== TASK TO COMPLETE ==
In the entries below, find the lines with the word "from" and copy them.

━━━━━ RECORDS FOR THE TASK

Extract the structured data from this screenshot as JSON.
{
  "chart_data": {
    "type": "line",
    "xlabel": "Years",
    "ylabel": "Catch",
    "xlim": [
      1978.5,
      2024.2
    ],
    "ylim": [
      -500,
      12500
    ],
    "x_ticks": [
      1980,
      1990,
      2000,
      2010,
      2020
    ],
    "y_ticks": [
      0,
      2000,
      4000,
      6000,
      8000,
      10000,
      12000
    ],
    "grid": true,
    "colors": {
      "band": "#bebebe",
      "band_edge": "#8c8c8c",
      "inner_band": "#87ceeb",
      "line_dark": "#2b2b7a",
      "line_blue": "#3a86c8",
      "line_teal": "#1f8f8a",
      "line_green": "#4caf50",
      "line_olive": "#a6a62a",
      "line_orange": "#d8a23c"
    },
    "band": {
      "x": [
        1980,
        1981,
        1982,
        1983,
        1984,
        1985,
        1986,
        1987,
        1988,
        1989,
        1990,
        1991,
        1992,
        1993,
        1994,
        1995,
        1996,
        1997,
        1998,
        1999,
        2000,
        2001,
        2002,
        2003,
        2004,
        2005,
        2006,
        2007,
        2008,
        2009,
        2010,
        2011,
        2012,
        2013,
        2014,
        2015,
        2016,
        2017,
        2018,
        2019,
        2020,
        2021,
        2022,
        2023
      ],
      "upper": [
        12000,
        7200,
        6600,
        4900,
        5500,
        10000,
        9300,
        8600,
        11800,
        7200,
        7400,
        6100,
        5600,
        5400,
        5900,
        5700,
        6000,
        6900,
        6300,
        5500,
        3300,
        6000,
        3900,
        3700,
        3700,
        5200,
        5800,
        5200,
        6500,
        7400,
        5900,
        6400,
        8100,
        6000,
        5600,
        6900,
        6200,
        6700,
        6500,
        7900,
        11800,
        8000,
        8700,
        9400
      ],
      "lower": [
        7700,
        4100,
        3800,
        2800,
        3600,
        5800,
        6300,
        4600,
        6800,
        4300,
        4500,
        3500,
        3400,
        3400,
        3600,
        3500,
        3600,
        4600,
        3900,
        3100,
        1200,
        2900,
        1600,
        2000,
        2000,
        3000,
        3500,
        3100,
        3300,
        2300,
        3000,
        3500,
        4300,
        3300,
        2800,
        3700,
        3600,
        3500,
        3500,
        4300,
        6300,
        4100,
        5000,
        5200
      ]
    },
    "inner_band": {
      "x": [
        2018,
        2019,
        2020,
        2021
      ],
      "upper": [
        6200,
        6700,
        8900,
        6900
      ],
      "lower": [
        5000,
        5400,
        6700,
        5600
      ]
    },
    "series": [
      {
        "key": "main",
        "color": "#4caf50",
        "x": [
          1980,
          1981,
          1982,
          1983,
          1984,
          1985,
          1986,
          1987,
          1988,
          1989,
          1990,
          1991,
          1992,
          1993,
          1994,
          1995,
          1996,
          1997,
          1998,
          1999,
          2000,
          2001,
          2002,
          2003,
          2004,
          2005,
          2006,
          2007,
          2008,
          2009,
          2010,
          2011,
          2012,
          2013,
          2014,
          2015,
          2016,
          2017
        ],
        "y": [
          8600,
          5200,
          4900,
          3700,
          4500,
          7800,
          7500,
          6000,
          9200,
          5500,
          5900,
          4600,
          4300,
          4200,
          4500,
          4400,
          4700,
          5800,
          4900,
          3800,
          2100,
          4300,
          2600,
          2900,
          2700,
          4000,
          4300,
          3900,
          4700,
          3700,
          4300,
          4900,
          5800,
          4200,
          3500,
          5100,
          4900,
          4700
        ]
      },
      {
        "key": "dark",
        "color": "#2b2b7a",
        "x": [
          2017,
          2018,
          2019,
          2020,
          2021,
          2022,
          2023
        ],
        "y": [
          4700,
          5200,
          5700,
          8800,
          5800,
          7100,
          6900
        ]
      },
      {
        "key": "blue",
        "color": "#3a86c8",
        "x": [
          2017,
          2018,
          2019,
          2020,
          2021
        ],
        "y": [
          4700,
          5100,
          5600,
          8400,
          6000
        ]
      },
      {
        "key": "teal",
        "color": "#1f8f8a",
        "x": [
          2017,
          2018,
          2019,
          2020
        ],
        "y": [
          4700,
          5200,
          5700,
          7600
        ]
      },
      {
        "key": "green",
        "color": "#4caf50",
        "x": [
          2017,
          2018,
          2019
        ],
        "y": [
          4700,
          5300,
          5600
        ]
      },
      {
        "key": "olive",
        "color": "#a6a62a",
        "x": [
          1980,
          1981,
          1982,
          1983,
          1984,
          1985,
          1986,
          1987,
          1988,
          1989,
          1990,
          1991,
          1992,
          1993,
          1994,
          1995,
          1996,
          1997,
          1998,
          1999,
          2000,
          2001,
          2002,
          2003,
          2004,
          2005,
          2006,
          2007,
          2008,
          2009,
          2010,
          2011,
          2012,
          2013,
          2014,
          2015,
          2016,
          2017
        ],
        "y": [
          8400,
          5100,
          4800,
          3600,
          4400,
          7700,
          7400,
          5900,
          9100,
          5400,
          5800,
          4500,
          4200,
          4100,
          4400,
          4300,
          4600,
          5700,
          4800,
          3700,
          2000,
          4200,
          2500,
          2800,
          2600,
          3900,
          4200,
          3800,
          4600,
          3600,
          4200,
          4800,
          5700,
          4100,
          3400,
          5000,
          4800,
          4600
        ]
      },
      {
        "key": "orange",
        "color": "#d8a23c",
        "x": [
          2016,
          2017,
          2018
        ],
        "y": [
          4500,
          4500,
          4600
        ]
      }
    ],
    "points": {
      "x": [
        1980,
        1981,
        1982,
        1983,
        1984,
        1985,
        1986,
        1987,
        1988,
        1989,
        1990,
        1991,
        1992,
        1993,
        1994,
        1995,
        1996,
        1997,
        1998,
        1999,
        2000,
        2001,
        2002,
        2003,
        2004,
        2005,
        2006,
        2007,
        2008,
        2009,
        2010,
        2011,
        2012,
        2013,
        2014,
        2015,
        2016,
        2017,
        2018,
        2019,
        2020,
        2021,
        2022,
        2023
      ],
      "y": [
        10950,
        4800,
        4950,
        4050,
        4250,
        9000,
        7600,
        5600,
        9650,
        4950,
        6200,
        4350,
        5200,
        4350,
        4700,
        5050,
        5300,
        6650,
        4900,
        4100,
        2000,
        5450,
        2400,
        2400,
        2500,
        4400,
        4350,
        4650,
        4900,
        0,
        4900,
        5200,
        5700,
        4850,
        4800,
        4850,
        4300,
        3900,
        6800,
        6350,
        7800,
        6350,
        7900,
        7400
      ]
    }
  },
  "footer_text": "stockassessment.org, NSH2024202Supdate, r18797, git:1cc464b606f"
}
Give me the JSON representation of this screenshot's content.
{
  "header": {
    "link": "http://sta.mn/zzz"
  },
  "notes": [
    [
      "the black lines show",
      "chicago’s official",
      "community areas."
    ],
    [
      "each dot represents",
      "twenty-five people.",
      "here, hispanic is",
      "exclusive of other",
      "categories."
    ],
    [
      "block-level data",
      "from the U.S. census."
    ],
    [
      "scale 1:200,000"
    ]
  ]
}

━━━━━━━━━━

== RESULT OF THE EXERCISE ==
Extract the structured data from this screenshot as JSON.
      "from the U.S. census."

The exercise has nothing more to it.